● **Task objective**
Would you return the complete listing below word for word?

● **Records from a collection**
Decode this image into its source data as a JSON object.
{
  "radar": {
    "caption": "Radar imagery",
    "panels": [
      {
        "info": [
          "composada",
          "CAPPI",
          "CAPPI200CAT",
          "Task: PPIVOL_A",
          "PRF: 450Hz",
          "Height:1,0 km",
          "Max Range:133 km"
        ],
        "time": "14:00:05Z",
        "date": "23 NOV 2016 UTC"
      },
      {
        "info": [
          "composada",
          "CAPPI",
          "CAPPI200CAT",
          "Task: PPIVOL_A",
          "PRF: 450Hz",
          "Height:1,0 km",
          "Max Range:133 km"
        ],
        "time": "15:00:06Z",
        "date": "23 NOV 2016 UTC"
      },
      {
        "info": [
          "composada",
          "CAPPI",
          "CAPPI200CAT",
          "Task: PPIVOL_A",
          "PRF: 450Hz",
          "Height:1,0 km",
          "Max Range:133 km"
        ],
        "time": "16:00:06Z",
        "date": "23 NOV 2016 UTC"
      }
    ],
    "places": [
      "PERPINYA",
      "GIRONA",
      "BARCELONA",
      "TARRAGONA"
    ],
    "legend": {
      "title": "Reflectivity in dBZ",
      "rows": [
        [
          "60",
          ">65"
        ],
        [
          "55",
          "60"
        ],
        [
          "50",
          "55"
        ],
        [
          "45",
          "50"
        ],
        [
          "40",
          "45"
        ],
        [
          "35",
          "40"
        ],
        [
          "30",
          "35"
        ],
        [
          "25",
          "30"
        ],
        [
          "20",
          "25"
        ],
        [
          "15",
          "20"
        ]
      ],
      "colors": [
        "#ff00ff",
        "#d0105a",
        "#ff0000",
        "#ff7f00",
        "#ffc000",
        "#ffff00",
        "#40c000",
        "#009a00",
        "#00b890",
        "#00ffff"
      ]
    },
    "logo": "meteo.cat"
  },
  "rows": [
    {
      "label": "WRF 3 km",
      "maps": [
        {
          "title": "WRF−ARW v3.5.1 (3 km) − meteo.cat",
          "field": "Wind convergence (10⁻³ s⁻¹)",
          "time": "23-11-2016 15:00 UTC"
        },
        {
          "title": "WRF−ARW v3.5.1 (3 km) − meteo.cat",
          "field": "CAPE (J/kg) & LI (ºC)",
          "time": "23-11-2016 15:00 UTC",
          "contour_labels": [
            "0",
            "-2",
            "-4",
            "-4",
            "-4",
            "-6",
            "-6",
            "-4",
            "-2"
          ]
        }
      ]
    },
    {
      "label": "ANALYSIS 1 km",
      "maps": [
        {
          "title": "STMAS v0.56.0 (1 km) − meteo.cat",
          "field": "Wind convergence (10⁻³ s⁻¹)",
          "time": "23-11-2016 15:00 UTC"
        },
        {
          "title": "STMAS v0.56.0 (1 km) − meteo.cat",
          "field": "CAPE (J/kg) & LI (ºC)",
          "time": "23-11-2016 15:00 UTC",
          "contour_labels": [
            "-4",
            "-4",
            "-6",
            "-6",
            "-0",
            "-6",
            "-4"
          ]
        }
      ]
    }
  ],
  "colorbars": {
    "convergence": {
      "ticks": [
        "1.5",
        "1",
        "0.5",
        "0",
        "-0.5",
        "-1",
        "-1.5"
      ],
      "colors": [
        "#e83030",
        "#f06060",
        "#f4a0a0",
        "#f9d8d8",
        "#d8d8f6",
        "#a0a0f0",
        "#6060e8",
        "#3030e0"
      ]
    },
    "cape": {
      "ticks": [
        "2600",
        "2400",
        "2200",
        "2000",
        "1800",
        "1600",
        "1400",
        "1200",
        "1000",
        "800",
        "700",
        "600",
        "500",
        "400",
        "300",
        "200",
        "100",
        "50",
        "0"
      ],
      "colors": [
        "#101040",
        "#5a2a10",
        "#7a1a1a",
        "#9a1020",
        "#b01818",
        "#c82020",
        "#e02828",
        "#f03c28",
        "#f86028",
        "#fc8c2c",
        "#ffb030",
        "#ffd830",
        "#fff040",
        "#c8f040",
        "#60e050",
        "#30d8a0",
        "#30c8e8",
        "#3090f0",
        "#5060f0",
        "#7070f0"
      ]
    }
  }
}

● **Response below**
Decode this image into its source data as a JSON object.
{
  "radar": {
    "caption": "Radar imagery",
    "panels": [
      {
        "info": [
          "composada",
          "CAPPI",
          "CAPPI200CAT",
          "Task: PPIVOL_A",
          "PRF: 450Hz",
          "Height:1,0 km",
          "Max Range:133 km"
        ],
        "time": "14:00:05Z",
        "date": "23 NOV 2016 UTC"
      },
      {
        "info": [
          "composada",
          "CAPPI",
          "CAPPI200CAT",
          "Task: PPIVOL_A",
          "PRF: 450Hz",
          "Height:1,0 km",
          "Max Range:133 km"
        ],
        "time": "15:00:06Z",
        "date": "23 NOV 2016 UTC"
      },
      {
        "info": [
          "composada",
          "CAPPI",
          "CAPPI200CAT",
          "Task: PPIVOL_A",
          "PRF: 450Hz",
          "Height:1,0 km",
          "Max Range:133 km"
        ],
        "time": "16:00:06Z",
        "date": "23 NOV 2016 UTC"
      }
    ],
    "places": [
      "PERPINYA",
      "GIRONA",
      "BARCELONA",
      "TARRAGONA"
    ],
    "legend": {
      "title": "Reflectivity in dBZ",
      "rows": [
        [
          "60",
          ">65"
        ],
        [
          "55",
          "60"
        ],
        [
          "50",
          "55"
        ],
        [
          "45",
          "50"
        ],
        [
          "40",
          "45"
        ],
        [
          "35",
          "40"
        ],
        [
          "30",
          "35"
        ],
        [
          "25",
          "30"
        ],
        [
          "20",
          "25"
        ],
        [
          "15",
          "20"
        ]
      ],
      "colors": [
        "#ff00ff",
        "#d0105a",
        "#ff0000",
        "#ff7f00",
        "#ffc000",
        "#ffff00",
        "#40c000",
        "#009a00",
        "#00b890",
        "#00ffff"
      ]
    },
    "logo": "meteo.cat"
  },
  "rows": [
    {
      "label": "WRF 3 km",
      "maps": [
        {
          "title": "WRF−ARW v3.5.1 (3 km) − meteo.cat",
          "field": "Wind convergence (10⁻³ s⁻¹)",
          "time": "23-11-2016 15:00 UTC"
        },
        {
          "title": "WRF−ARW v3.5.1 (3 km) − meteo.cat",
          "field": "CAPE (J/kg) & LI (ºC)",
          "time": "23-11-2016 15:00 UTC",
          "contour_labels": [
            "0",
            "-2",
            "-4",
            "-4",
            "-4",
            "-6",
            "-6",
            "-4",
            "-2"
          ]
        }
      ]
    },
    {
      "label": "ANALYSIS 1 km",
      "maps": [
        {
          "title": "STMAS v0.56.0 (1 km) − meteo.cat",
          "field": "Wind convergence (10⁻³ s⁻¹)",
          "time": "23-11-2016 15:00 UTC"
        },
        {
          "title": "STMAS v0.56.0 (1 km) − meteo.cat",
          "field": "CAPE (J/kg) & LI (ºC)",
          "time": "23-11-2016 15:00 UTC",
          "contour_labels": [
            "-4",
            "-4",
            "-6",
            "-6",
            "-0",
            "-6",
            "-4"
          ]
        }
      ]
    }
  ],
  "colorbars": {
    "convergence": {
      "ticks": [
        "1.5",
        "1",
        "0.5",
        "0",
        "-0.5",
        "-1",
        "-1.5"
      ],
      "colors": [
        "#e83030",
        "#f06060",
        "#f4a0a0",
        "#f9d8d8",
        "#d8d8f6",
        "#a0a0f0",
        "#6060e8",
        "#3030e0"
      ]
    },
    "cape": {
      "ticks": [
        "2600",
        "2400",
        "2200",
        "2000",
        "1800",
        "1600",
        "1400",
        "1200",
        "1000",
        "800",
        "700",
        "600",
        "500",
        "400",
        "300",
        "200",
        "100",
        "50",
        "0"
      ],
      "colors": [
        "#101040",
        "#5a2a10",
        "#7a1a1a",
        "#9a1020",
        "#b01818",
        "#c82020",
        "#e02828",
        "#f03c28",
        "#f86028",
        "#fc8c2c",
        "#ffb030",
        "#ffd830",
        "#fff040",
        "#c8f040",
        "#60e050",
        "#30d8a0",
        "#30c8e8",
        "#3090f0",
        "#5060f0",
        "#7070f0"
      ]
    }
  }
}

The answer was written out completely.